> Job
Repeat the listing in full. Nothing may be added or left out.
### The data ###
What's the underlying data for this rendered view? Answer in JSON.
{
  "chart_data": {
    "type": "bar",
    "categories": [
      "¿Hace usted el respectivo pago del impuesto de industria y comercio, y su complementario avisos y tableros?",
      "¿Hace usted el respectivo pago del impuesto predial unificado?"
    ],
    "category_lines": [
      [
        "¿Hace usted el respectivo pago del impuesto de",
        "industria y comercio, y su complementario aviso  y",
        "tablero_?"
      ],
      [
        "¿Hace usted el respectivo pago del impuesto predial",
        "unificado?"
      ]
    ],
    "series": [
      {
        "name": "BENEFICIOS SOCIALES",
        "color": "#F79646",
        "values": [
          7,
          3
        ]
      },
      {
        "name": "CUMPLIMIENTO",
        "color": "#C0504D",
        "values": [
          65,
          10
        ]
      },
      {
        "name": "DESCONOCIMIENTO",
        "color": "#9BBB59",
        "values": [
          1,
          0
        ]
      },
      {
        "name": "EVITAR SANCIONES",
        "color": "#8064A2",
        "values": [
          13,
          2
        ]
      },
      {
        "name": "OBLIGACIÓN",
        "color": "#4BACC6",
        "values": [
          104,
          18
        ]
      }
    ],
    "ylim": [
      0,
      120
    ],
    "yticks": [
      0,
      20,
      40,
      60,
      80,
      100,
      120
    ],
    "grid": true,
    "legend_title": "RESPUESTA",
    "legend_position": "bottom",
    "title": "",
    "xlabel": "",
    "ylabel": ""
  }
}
###
> Result below
What's the underlying data for this rendered view? Answer in JSON.
{
  "chart_data": {
    "type": "bar",
    "categories": [
      "¿Hace usted el respectivo pago del impuesto de industria y comercio, y su complementario avisos y tableros?",
      "¿Hace usted el respectivo pago del impuesto predial unificado?"
    ],
    "category_lines": [
      [
        "¿Hace usted el respectivo pago del impuesto de",
        "industria y comercio, y su complementario aviso  y",
        "tablero_?"
      ],
      [
        "¿Hace usted el respectivo pago del impuesto predial",
        "unificado?"
      ]
    ],
    "series": [
      {
        "name": "BENEFICIOS SOCIALES",
        "color": "#F79646",
        "values": [
          7,
          3
        ]
      },
      {
        "name": "CUMPLIMIENTO",
        "color": "#C0504D",
        "values": [
          65,
          10
        ]
      },
      {
        "name": "DESCONOCIMIENTO",
        "color": "#9BBB59",
        "values": [
          1,
          0
        ]
      },
      {
        "name": "EVITAR SANCIONES",
        "color": "#8064A2",
        "values": [
          13,
          2
        ]
      },
      {
        "name": "OBLIGACIÓN",
        "color": "#4BACC6",
        "values": [
          104,
          18
        ]
      }
    ],
    "ylim": [
      0,
      120
    ],
    "yticks": [
      0,
      20,
      40,
      60,
      80,
      100,
      120
    ],
    "grid": true,
    "legend_title": "RESPUESTA",
    "legend_position": "bottom",
    "title": "",
    "xlabel": "",
    "ylabel": ""
  }
}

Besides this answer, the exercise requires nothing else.